What the exercise asks - Extract the text of every entry below exactly; leave images out.
+ + + + +
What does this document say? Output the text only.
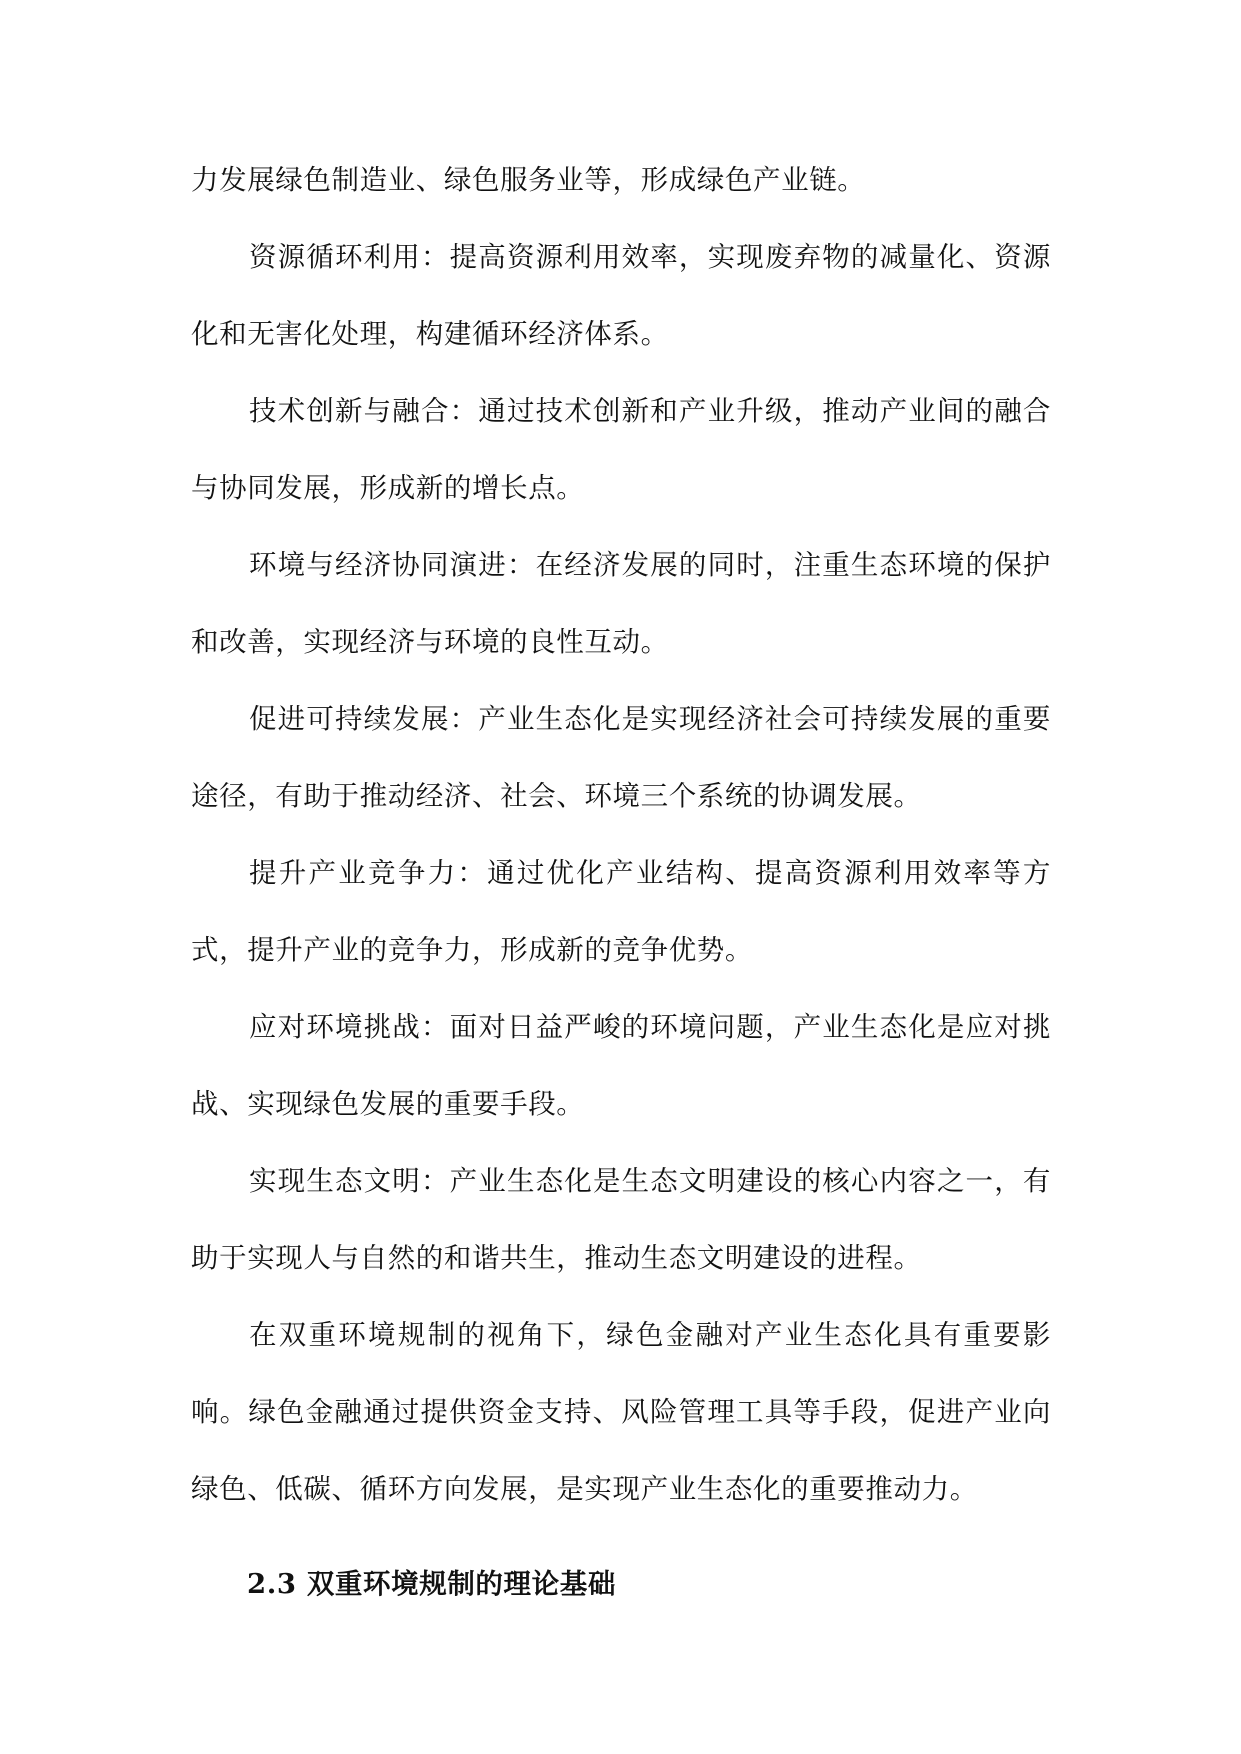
力发展绿色制造业、绿色服务业等，形成绿色产业链。

资源循环利用：提高资源利用效率，实现废弃物的减量化、资源化和无害化处理，构建循环经济体系。

技术创新与融合：通过技术创新和产业升级，推动产业间的融合与协同发展，形成新的增长点。

环境与经济协同演进：在经济发展的同时，注重生态环境的保护和改善，实现经济与环境的良性互动。

促进可持续发展：产业生态化是实现经济社会可持续发展的重要途径，有助于推动经济、社会、环境三个系统的协调发展。

提升产业竞争力：通过优化产业结构、提高资源利用效率等方式，提升产业的竞争力，形成新的竞争优势。

应对环境挑战：面对日益严峻的环境问题，产业生态化是应对挑战、实现绿色发展的重要手段。

实现生态文明：产业生态化是生态文明建设的核心内容之一，有助于实现人与自然的和谐共生，推动生态文明建设的进程。

在双重环境规制的视角下，绿色金融对产业生态化具有重要影响。绿色金融通过提供资金支持、风险管理工具等手段，促进产业向绿色、低碳、循环方向发展，是实现产业生态化的重要推动力。

2.3 双重环境规制的理论基础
+ + + + +
Correct answer -
What does this document say? Output the text only.
力发展绿色制造业、绿色服务业等，形成绿色产业链。

资源循环利用：提高资源利用效率，实现废弃物的减量化、资源化和无害化处理，构建循环经济体系。

技术创新与融合：通过技术创新和产业升级，推动产业间的融合与协同发展，形成新的增长点。

环境与经济协同演进：在经济发展的同时，注重生态环境的保护和改善，实现经济与环境的良性互动。

促进可持续发展：产业生态化是实现经济社会可持续发展的重要途径，有助于推动经济、社会、环境三个系统的协调发展。

提升产业竞争力：通过优化产业结构、提高资源利用效率等方式，提升产业的竞争力，形成新的竞争优势。

应对环境挑战：面对日益严峻的环境问题，产业生态化是应对挑战、实现绿色发展的重要手段。

实现生态文明：产业生态化是生态文明建设的核心内容之一，有助于实现人与自然的和谐共生，推动生态文明建设的进程。

在双重环境规制的视角下，绿色金融对产业生态化具有重要影响。绿色金融通过提供资金支持、风险管理工具等手段，促进产业向绿色、低碳、循环方向发展，是实现产业生态化的重要推动力。

2.3 双重环境规制的理论基础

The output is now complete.